Data for this task:

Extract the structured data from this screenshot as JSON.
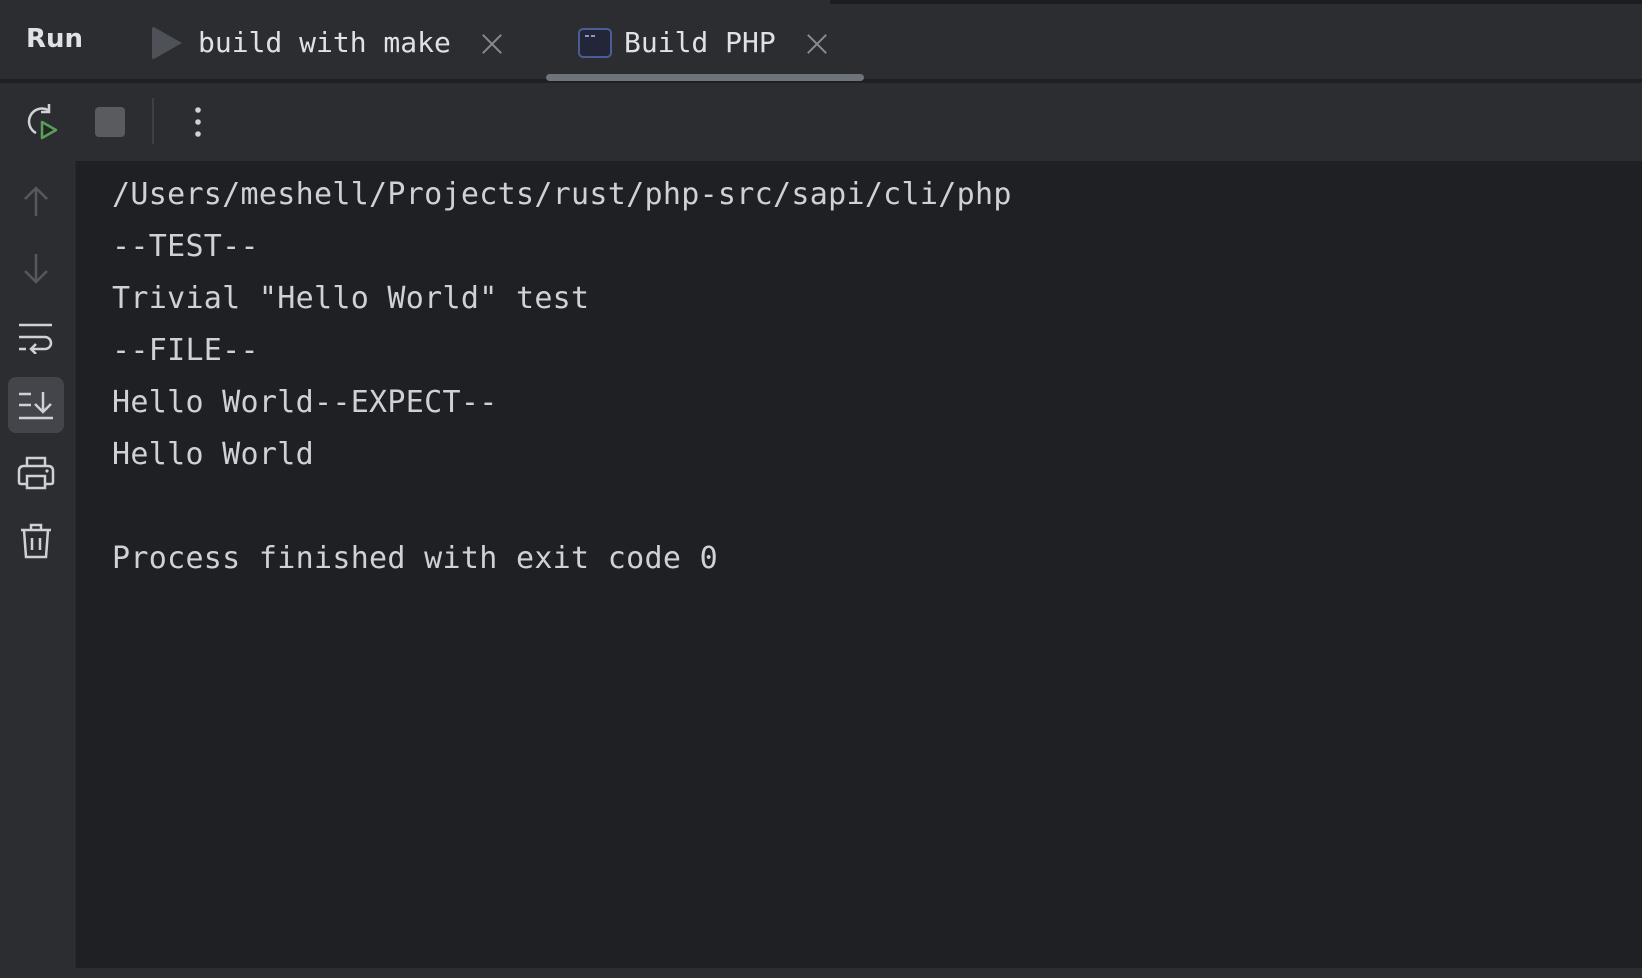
{
  "window": {
    "panel_title": "Run"
  },
  "tabs": [
    {
      "label": "build with make",
      "icon": "play-icon",
      "active": false
    },
    {
      "label": "Build PHP",
      "icon": "terminal-icon",
      "active": true
    }
  ],
  "toolbar": {
    "buttons": [
      {
        "name": "rerun-button",
        "icon": "rerun-icon",
        "color": "#5a9e5a"
      },
      {
        "name": "stop-button",
        "icon": "stop-icon",
        "enabled": false
      },
      {
        "name": "more-options-button",
        "icon": "more-vertical-icon"
      }
    ]
  },
  "gutter": {
    "buttons": [
      {
        "name": "scroll-up-button",
        "icon": "arrow-up-icon",
        "enabled": false
      },
      {
        "name": "scroll-down-button",
        "icon": "arrow-down-icon",
        "enabled": false
      },
      {
        "name": "soft-wrap-button",
        "icon": "soft-wrap-icon",
        "active": false
      },
      {
        "name": "scroll-to-end-button",
        "icon": "scroll-to-end-icon",
        "active": true
      },
      {
        "name": "print-button",
        "icon": "printer-icon",
        "active": false
      },
      {
        "name": "clear-all-button",
        "icon": "trash-icon",
        "active": false
      }
    ]
  },
  "console": {
    "lines": [
      "/Users/meshell/Projects/rust/php-src/sapi/cli/php",
      "--TEST--",
      "Trivial \"Hello World\" test",
      "--FILE--",
      "Hello World--EXPECT--",
      "Hello World",
      "",
      "Process finished with exit code 0"
    ]
  },
  "colors": {
    "background": "#1f2024",
    "panel": "#2b2d31",
    "text": "#cfd1d6",
    "accent_green": "#5a9e5a",
    "terminal_icon_blue": "#4b5e94"
  }
}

Exercise requirements:
Retype the listing exactly. Pictures do not belong in the copy.

Exercise solution:
Extract the structured data from this screenshot as JSON.
{
  "window": {
    "panel_title": "Run"
  },
  "tabs": [
    {
      "label": "build with make",
      "icon": "play-icon",
      "active": false
    },
    {
      "label": "Build PHP",
      "icon": "terminal-icon",
      "active": true
    }
  ],
  "toolbar": {
    "buttons": [
      {
        "name": "rerun-button",
        "icon": "rerun-icon",
        "color": "#5a9e5a"
      },
      {
        "name": "stop-button",
        "icon": "stop-icon",
        "enabled": false
      },
      {
        "name": "more-options-button",
        "icon": "more-vertical-icon"
      }
    ]
  },
  "gutter": {
    "buttons": [
      {
        "name": "scroll-up-button",
        "icon": "arrow-up-icon",
        "enabled": false
      },
      {
        "name": "scroll-down-button",
        "icon": "arrow-down-icon",
        "enabled": false
      },
      {
        "name": "soft-wrap-button",
        "icon": "soft-wrap-icon",
        "active": false
      },
      {
        "name": "scroll-to-end-button",
        "icon": "scroll-to-end-icon",
        "active": true
      },
      {
        "name": "print-button",
        "icon": "printer-icon",
        "active": false
      },
      {
        "name": "clear-all-button",
        "icon": "trash-icon",
        "active": false
      }
    ]
  },
  "console": {
    "lines": [
      "/Users/meshell/Projects/rust/php-src/sapi/cli/php",
      "--TEST--",
      "Trivial \"Hello World\" test",
      "--FILE--",
      "Hello World--EXPECT--",
      "Hello World",
      "",
      "Process finished with exit code 0"
    ]
  },
  "colors": {
    "background": "#1f2024",
    "panel": "#2b2d31",
    "text": "#cfd1d6",
    "accent_green": "#5a9e5a",
    "terminal_icon_blue": "#4b5e94"
  }
}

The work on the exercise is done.